=== YOUR TASK ===
Can the data below be echoed back word for word?

/---

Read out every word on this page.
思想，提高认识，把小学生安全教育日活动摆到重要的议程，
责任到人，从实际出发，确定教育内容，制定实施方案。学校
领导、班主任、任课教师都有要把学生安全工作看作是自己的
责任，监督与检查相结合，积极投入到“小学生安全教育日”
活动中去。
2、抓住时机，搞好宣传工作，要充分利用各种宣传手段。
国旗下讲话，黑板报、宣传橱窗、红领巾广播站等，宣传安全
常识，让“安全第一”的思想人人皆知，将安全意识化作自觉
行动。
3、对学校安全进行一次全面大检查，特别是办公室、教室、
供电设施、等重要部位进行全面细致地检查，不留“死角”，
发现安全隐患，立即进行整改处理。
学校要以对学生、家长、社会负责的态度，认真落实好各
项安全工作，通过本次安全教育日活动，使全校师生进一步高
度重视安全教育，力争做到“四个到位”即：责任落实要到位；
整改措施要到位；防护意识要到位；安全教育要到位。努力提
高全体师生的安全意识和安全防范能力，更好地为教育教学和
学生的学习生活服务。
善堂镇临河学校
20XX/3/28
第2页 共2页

\---

=== REPLY TO THE EXERCISE ===
Read out every word on this page.
思想，提高认识，把小学生安全教育日活动摆到重要的议程，
责任到人，从实际出发，确定教育内容，制定实施方案。学校
领导、班主任、任课教师都有要把学生安全工作看作是自己的
责任，监督与检查相结合，积极投入到“小学生安全教育日”
活动中去。
2、抓住时机，搞好宣传工作，要充分利用各种宣传手段。
国旗下讲话，黑板报、宣传橱窗、红领巾广播站等，宣传安全
常识，让“安全第一”的思想人人皆知，将安全意识化作自觉
行动。
3、对学校安全进行一次全面大检查，特别是办公室、教室、
供电设施、等重要部位进行全面细致地检查，不留“死角”，
发现安全隐患，立即进行整改处理。
学校要以对学生、家长、社会负责的态度，认真落实好各
项安全工作，通过本次安全教育日活动，使全校师生进一步高
度重视安全教育，力争做到“四个到位”即：责任落实要到位；
整改措施要到位；防护意识要到位；安全教育要到位。努力提
高全体师生的安全意识和安全防范能力，更好地为教育教学和
学生的学习生活服务。
善堂镇临河学校
20XX/3/28
第2页 共2页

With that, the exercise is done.